→ **OBJECTIVE**
Search the material below for the string "книжке" and list each line that holds it.

→ **THE DATA**
Start

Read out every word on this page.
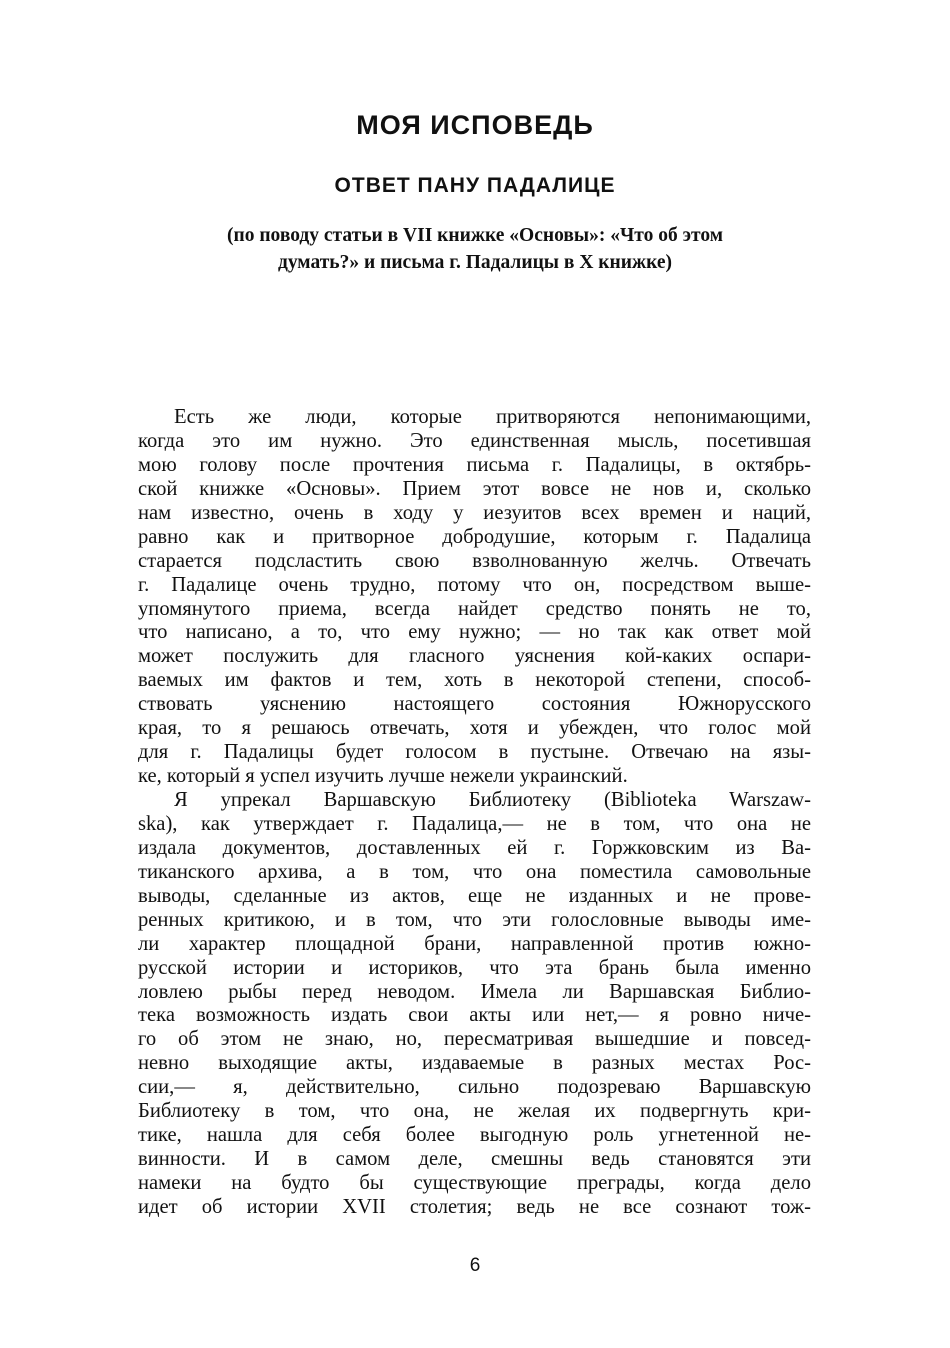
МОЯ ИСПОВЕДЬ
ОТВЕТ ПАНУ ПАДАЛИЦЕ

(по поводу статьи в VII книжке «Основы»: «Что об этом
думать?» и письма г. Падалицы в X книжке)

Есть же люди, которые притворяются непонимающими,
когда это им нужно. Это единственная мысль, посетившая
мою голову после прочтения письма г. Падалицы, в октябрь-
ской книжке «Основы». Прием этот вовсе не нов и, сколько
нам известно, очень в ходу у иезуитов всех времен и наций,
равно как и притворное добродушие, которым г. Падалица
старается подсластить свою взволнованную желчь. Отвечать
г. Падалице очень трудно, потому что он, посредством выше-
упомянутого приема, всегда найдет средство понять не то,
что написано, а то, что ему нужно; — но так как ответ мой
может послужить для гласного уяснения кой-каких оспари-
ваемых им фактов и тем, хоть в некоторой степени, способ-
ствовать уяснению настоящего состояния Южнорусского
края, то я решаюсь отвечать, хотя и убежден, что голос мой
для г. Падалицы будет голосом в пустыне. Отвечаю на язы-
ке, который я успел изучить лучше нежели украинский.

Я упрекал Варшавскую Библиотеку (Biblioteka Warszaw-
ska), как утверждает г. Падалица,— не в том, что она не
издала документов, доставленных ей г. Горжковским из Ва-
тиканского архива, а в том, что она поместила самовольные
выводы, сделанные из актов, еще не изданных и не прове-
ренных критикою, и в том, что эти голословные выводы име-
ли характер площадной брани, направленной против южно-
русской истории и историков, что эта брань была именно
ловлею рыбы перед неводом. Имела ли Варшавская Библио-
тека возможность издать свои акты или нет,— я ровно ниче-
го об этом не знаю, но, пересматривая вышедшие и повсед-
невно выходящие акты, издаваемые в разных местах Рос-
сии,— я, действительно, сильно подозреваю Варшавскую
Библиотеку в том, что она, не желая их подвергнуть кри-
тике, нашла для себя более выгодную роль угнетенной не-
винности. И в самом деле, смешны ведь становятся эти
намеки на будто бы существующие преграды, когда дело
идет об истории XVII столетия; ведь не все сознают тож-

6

End

→ **TASK SOLUTION**
(по поводу статьи в VII книжке «Основы»: «Что об этом
думать?» и письма г. Падалицы в X книжке)
ской книжке «Основы». Прием этот вовсе не нов и, сколько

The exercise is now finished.